Aliona raconta alors son histoire. Sa mère n’avait pas de mari et elle buvait. Dès que les enfants surent marcher, ils durent aller mendier parce qu’il n’y avait rien à manger. Les voisins et les vendeurs du magasin leur donnaient toujours un petit quelque chose pour qu’ils ne meurent pas de faim. Et un beau matin la mère avait disparu après avoir fermé la porte à clé.
Quand le bois de chauffage fut épuisé et que tout fut gelé dans la maison, Aliona envoya ses petits frère et sœur au lit, si on peut appeler cela ainsi, et leur commanda d’y rester. Elle ne se souvenait plus du moment où elle-même s’était écroulée, sans connaissance. Les voisins furent finalement intrigués qu’il n’y avait plus de signe de vie dans la cabane et découvrirent les trois enfants dans leur misérable situation.
On les plaça alors dans plusieurs centres, en fonction de leur âge, et ils ne se seraient jamais retrouvés, si Poliktin et Valentina ne les avaient pas réunis sous leur toit.
^^^^^^^^
- _TRAVAIL À FAIRE_:
Dans l'extrait, qu'ordonne Aliona à son petit frère et à sa petite sœur une fois le bois de chauffage épuisé ? Appuyez-vous uniquement sur l'extrait pour répondre.

- _ÉLÉMENTS_:
^^^^^^^^
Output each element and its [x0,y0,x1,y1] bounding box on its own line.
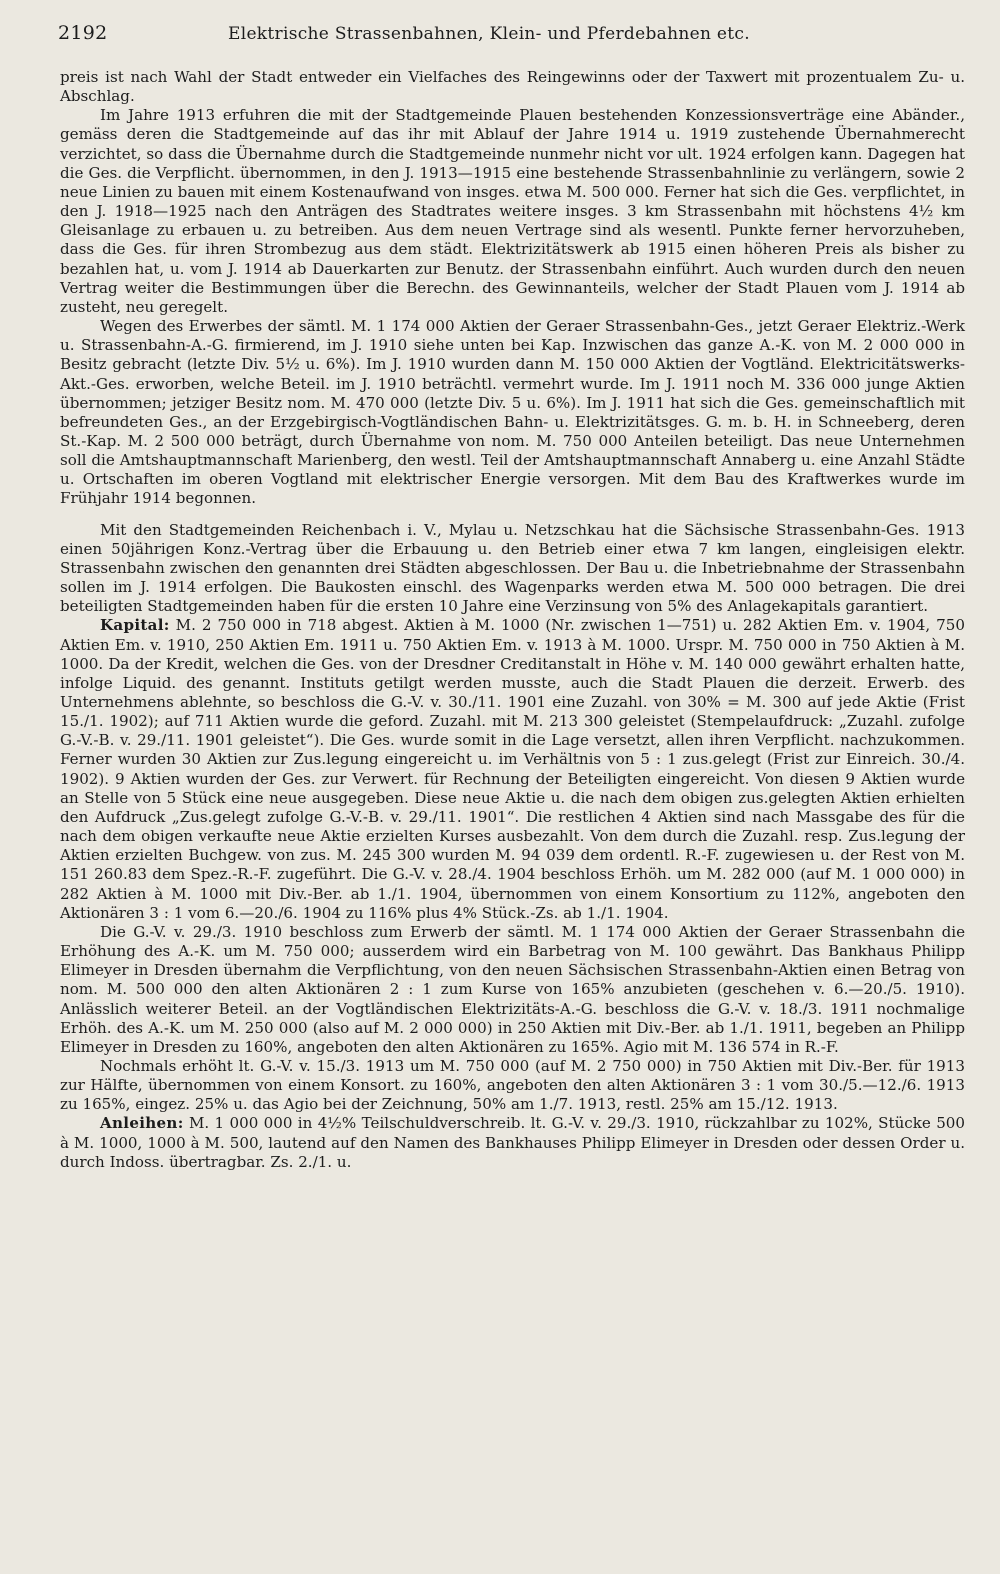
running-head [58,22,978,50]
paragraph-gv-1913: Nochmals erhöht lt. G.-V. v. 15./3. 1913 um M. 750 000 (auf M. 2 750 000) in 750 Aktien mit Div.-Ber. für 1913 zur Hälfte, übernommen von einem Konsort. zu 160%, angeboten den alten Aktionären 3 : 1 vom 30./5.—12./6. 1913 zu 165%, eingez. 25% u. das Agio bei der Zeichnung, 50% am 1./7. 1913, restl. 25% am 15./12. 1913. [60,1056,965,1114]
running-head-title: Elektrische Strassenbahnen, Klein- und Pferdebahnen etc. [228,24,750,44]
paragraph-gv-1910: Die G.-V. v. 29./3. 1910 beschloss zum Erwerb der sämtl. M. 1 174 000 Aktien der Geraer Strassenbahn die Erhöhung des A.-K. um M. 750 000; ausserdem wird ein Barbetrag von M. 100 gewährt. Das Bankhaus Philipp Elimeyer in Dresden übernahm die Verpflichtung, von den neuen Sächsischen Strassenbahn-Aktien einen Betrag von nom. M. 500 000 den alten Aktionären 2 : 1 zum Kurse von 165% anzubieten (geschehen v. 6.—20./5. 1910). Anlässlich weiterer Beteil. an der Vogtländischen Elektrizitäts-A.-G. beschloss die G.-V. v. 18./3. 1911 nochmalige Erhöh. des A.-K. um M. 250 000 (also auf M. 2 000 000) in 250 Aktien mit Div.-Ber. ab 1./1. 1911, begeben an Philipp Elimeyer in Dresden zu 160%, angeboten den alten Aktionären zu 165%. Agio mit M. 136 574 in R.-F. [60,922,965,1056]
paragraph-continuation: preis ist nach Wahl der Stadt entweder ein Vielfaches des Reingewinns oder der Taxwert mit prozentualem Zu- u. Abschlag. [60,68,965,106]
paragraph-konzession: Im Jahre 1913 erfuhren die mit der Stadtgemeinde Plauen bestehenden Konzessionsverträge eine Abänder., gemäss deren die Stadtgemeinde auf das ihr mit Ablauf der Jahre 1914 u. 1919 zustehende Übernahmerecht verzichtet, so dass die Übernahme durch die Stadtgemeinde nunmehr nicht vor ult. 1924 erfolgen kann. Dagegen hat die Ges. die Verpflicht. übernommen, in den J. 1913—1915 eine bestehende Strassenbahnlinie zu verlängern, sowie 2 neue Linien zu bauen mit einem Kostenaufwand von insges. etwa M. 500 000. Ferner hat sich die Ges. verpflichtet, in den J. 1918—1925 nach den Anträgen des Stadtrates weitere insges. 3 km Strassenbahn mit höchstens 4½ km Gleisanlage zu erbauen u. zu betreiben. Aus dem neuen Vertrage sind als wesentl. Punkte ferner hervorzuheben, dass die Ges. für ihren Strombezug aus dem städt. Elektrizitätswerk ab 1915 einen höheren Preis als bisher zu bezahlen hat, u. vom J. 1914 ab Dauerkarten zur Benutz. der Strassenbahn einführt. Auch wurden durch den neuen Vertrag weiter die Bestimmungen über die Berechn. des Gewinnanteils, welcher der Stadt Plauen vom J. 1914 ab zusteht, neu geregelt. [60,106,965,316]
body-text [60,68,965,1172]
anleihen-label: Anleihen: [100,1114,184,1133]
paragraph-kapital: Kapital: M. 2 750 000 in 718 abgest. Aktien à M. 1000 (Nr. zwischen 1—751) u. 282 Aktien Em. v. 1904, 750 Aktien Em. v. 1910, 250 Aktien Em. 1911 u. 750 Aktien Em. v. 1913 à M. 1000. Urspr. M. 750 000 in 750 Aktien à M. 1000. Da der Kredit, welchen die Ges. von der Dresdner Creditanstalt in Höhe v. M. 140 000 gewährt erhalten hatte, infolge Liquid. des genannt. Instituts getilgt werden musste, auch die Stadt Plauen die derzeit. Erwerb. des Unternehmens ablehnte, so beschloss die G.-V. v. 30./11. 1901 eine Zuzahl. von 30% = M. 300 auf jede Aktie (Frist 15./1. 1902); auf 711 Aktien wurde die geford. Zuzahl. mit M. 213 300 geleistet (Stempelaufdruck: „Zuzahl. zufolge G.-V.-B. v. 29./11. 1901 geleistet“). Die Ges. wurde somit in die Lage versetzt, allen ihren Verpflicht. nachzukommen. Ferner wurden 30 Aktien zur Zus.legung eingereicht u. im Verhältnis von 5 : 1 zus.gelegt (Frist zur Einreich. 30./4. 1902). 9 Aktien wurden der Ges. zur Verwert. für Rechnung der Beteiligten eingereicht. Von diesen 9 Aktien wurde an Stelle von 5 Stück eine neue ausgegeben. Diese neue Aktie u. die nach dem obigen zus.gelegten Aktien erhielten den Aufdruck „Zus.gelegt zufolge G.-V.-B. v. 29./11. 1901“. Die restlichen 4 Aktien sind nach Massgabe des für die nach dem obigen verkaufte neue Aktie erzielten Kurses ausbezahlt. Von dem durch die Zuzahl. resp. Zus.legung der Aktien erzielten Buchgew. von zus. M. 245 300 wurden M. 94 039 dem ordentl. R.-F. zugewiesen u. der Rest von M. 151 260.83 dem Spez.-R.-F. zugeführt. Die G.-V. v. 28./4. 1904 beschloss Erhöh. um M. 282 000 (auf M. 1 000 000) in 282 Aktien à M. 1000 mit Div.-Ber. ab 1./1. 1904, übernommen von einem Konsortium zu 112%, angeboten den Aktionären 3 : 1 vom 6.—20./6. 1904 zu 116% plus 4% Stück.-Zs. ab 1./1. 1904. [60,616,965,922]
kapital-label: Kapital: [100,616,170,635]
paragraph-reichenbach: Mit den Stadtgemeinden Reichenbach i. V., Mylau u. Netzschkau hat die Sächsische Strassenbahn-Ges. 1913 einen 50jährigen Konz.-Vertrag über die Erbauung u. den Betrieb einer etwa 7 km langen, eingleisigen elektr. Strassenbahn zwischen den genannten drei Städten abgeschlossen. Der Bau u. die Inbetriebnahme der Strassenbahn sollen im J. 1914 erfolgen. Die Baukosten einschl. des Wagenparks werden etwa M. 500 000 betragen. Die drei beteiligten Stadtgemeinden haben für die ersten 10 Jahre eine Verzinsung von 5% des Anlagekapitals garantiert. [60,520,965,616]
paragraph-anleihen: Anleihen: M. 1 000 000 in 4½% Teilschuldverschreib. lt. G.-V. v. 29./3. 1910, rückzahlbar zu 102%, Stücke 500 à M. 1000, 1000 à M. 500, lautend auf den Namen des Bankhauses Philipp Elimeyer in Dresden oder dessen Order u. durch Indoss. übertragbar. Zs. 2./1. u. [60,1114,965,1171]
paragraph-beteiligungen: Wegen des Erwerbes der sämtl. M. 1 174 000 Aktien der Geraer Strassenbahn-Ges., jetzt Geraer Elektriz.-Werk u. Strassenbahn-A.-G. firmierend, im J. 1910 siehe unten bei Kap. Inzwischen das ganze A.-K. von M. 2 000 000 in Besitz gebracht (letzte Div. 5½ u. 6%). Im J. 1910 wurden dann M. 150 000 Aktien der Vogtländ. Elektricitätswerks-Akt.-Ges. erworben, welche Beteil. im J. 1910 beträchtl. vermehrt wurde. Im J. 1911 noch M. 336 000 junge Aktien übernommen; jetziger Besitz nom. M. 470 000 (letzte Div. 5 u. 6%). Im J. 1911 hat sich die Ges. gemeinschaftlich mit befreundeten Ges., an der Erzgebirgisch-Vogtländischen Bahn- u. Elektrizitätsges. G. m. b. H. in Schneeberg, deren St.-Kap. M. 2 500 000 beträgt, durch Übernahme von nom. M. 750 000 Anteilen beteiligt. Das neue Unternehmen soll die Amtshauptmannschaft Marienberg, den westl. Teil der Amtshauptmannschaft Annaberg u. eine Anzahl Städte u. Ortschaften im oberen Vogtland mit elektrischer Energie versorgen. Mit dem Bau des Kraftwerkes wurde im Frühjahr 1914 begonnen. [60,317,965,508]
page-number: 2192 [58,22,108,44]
^^^^^^^^
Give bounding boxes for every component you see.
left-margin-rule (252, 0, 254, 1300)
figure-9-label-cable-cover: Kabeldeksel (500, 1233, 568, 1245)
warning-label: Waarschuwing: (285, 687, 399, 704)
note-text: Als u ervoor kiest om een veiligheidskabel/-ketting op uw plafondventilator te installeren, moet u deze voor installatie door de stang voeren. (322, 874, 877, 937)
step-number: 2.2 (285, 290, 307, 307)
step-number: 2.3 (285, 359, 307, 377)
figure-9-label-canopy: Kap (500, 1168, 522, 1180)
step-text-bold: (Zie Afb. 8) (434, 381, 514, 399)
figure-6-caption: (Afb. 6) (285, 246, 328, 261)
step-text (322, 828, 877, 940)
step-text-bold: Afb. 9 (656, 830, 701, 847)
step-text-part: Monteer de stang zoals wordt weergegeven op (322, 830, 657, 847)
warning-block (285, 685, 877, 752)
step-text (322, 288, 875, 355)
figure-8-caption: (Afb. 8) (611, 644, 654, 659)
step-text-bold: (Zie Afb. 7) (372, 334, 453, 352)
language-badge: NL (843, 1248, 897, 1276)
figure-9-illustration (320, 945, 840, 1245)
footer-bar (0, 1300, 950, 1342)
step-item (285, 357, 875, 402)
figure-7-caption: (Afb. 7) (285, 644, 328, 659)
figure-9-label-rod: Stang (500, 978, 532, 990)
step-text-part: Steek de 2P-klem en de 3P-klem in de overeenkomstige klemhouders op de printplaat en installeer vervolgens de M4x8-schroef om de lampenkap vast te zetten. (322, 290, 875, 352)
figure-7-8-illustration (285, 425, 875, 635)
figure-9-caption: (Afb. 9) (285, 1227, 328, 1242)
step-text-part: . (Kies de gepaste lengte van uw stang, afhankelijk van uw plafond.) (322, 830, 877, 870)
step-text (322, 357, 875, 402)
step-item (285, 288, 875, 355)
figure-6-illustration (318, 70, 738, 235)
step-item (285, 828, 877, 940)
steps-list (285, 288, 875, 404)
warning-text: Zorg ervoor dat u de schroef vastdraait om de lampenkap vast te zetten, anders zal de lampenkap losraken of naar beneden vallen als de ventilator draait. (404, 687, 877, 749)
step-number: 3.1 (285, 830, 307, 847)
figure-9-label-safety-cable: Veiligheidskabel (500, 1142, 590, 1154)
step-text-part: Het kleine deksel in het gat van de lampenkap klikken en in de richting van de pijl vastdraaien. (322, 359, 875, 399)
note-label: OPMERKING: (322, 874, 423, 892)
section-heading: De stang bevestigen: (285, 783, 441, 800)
^^^^^^^^
- _RÉSULTAT_:
Elle les envoie au lit et leur commande d'y rester.